STATED TASK >>
Tally the lines of the data that include the word "surround" and state the total, nothing else.

Rows from a dataset
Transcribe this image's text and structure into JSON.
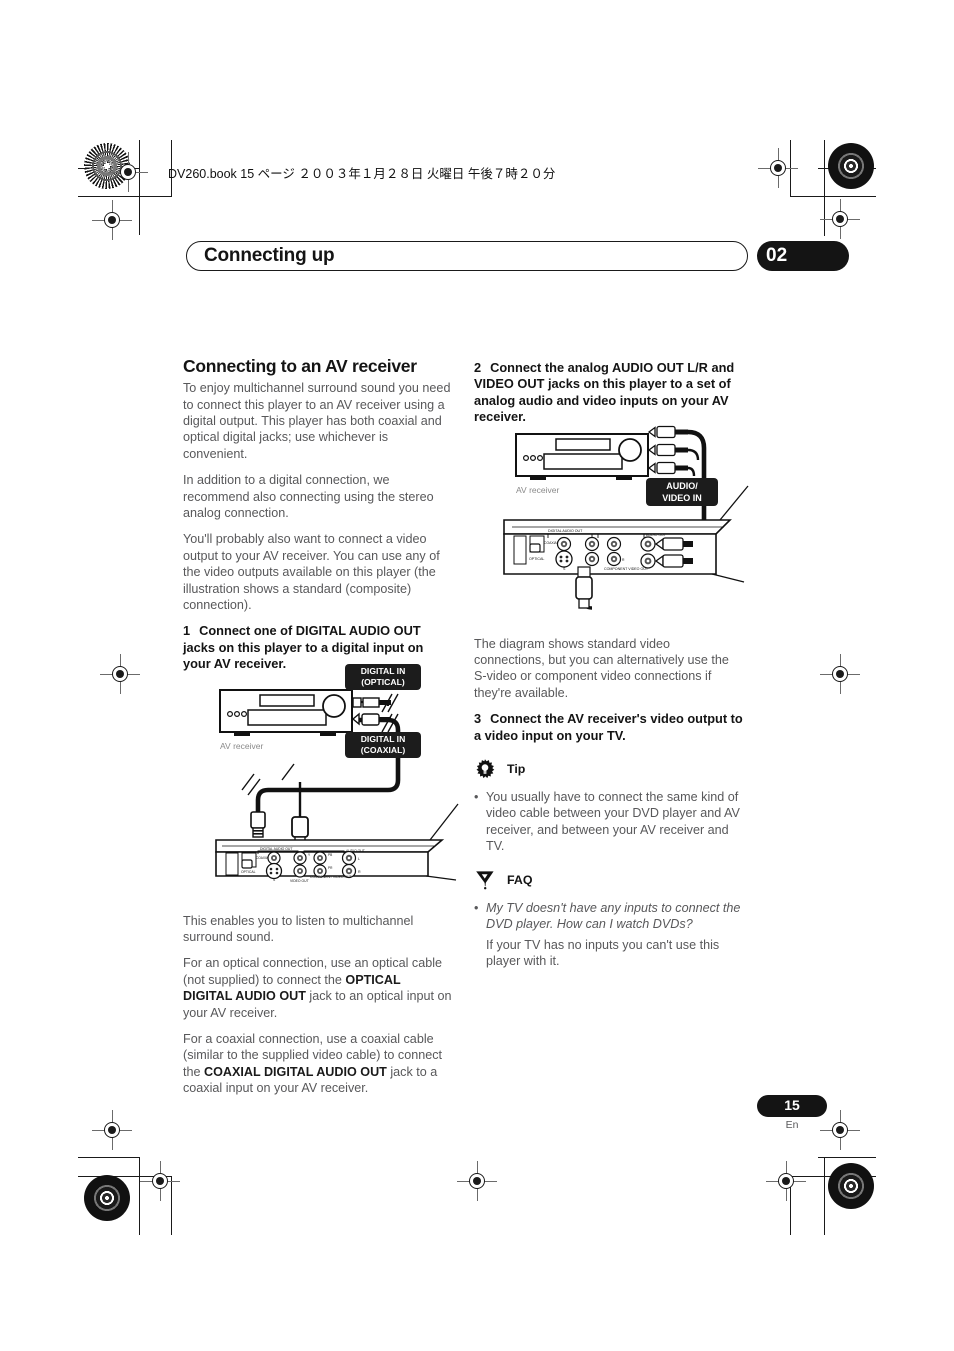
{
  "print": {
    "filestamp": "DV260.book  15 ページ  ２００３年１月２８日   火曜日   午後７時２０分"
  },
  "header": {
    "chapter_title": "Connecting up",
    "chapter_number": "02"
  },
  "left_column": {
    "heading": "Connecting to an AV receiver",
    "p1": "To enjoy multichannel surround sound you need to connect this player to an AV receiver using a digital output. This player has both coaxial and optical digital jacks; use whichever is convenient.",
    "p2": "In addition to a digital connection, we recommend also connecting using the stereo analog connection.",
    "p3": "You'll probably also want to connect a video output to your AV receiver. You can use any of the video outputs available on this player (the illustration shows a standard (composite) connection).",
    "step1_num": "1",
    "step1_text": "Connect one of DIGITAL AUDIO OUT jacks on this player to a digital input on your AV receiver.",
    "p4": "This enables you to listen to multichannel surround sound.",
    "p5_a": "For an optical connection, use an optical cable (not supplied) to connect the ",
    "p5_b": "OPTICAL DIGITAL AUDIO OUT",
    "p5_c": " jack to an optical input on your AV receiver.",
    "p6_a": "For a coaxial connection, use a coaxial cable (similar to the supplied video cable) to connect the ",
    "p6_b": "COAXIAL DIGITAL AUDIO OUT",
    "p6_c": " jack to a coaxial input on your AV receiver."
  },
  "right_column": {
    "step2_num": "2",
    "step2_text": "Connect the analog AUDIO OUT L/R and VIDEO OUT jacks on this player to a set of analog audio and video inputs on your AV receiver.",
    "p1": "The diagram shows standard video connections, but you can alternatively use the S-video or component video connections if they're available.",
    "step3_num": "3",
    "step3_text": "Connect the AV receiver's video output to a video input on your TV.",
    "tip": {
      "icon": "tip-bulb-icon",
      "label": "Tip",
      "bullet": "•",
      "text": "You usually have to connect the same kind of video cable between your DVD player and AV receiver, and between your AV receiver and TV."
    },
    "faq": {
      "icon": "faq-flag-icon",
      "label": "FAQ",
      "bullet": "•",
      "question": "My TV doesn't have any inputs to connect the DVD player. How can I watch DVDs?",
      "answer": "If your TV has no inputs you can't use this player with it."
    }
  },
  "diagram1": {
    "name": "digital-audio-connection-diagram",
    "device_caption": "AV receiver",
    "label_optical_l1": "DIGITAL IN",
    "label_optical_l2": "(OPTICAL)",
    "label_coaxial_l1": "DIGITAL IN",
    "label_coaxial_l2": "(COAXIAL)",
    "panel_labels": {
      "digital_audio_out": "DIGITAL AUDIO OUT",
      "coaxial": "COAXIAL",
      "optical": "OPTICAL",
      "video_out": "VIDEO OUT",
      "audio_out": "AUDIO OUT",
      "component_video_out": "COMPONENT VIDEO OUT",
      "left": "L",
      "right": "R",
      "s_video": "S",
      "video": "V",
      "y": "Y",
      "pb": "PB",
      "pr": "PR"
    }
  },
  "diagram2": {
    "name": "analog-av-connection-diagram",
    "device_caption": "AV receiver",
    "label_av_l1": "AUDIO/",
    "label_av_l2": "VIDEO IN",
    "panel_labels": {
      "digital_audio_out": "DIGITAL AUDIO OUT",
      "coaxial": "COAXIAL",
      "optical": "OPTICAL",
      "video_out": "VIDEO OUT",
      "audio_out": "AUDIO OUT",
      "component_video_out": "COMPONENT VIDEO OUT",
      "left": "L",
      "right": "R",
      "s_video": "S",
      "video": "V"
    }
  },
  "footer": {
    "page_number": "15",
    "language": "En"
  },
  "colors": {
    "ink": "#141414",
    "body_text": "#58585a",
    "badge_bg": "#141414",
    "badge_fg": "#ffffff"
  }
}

FULL SOLUTION >>
2